EXERCISE BRIEF |
Wherever the string "Grancy" occurs in a line of these records, report that line.

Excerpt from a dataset
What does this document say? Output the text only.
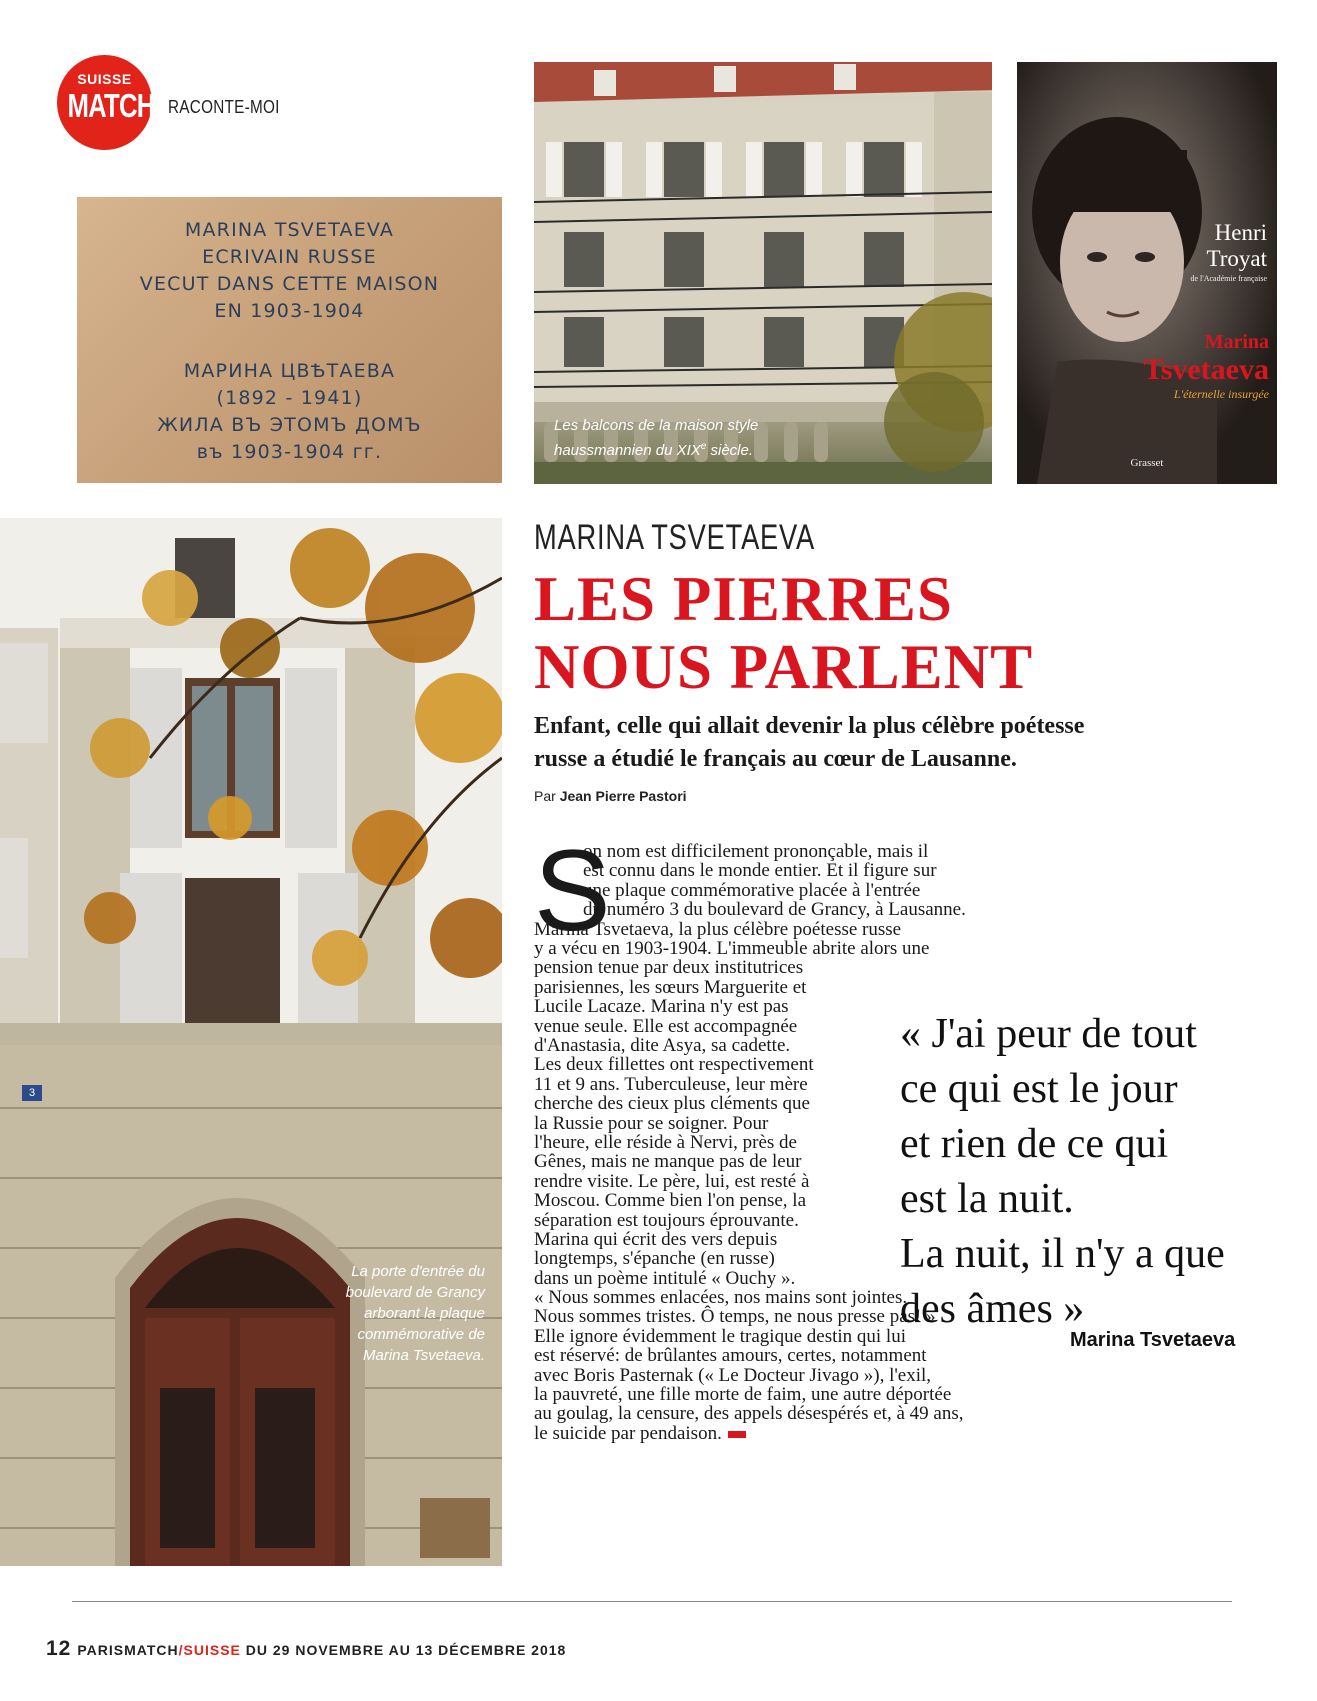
SUISSE
MATCH RACONTE-MOI
MARINA TSVETAEVA
ECRIVAIN RUSSE
VECUT DANS CETTE MAISON
EN 1903-1904
МАРИНА ЦВѢТАЕВА
(1892 - 1941)
ЖИЛА ВЪ ЭТОМЪ ДОМЪ
въ 1903-1904 гг.
Les balcons de la maison style
haussmannien du XIXe siècle.
Henri
Troyat
de l'Académie française
Marina
Tsvetaeva
L'éternelle insurgée
Grasset
3
La porte d'entrée du
boulevard de Grancy
arborant la plaque
commémorative de
Marina Tsvetaeva.
MARINA TSVETAEVA
LES PIERRES
NOUS PARLENT
Enfant, celle qui allait devenir la plus célèbre poétesse
russe a étudié le français au cœur de Lausanne.
Par Jean Pierre Pastori
S
on nom est difficilement prononçable, mais il
est connu dans le monde entier. Et il figure sur
une plaque commémorative placée à l'entrée
du numéro 3 du boulevard de Grancy, à Lausanne.
Marina Tsvetaeva, la plus célèbre poétesse russe
y a vécu en 1903-1904. L'immeuble abrite alors une
pension tenue par deux institutrices
parisiennes, les sœurs Marguerite et
Lucile Lacaze. Marina n'y est pas
venue seule. Elle est accompagnée
d'Anastasia, dite Asya, sa cadette.
Les deux fillettes ont respectivement
11 et 9 ans. Tuberculeuse, leur mère
cherche des cieux plus cléments que
la Russie pour se soigner. Pour
l'heure, elle réside à Nervi, près de
Gênes, mais ne manque pas de leur
rendre visite. Le père, lui, est resté à
Moscou. Comme bien l'on pense, la
séparation est toujours éprouvante.
Marina qui écrit des vers depuis
longtemps, s'épanche (en russe)
dans un poème intitulé « Ouchy ».
« Nous sommes enlacées, nos mains sont jointes.
Nous sommes tristes. Ô temps, ne nous presse pas! »
Elle ignore évidemment le tragique destin qui lui
est réservé: de brûlantes amours, certes, notamment
avec Boris Pasternak (« Le Docteur Jivago »), l'exil,
la pauvreté, une fille morte de faim, une autre déportée
au goulag, la censure, des appels désespérés et, à 49 ans,
le suicide par pendaison.
« J'ai peur de tout
ce qui est le jour
et rien de ce qui
est la nuit.
La nuit, il n'y a que
des âmes »
Marina Tsvetaeva
12 PARISMATCH/SUISSE DU 29 NOVEMBRE AU 13 DÉCEMBRE 2018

RESPONSE FOR THIS EXERCISE |
boulevard de Grancy
du numéro 3 du boulevard de Grancy, à Lausanne.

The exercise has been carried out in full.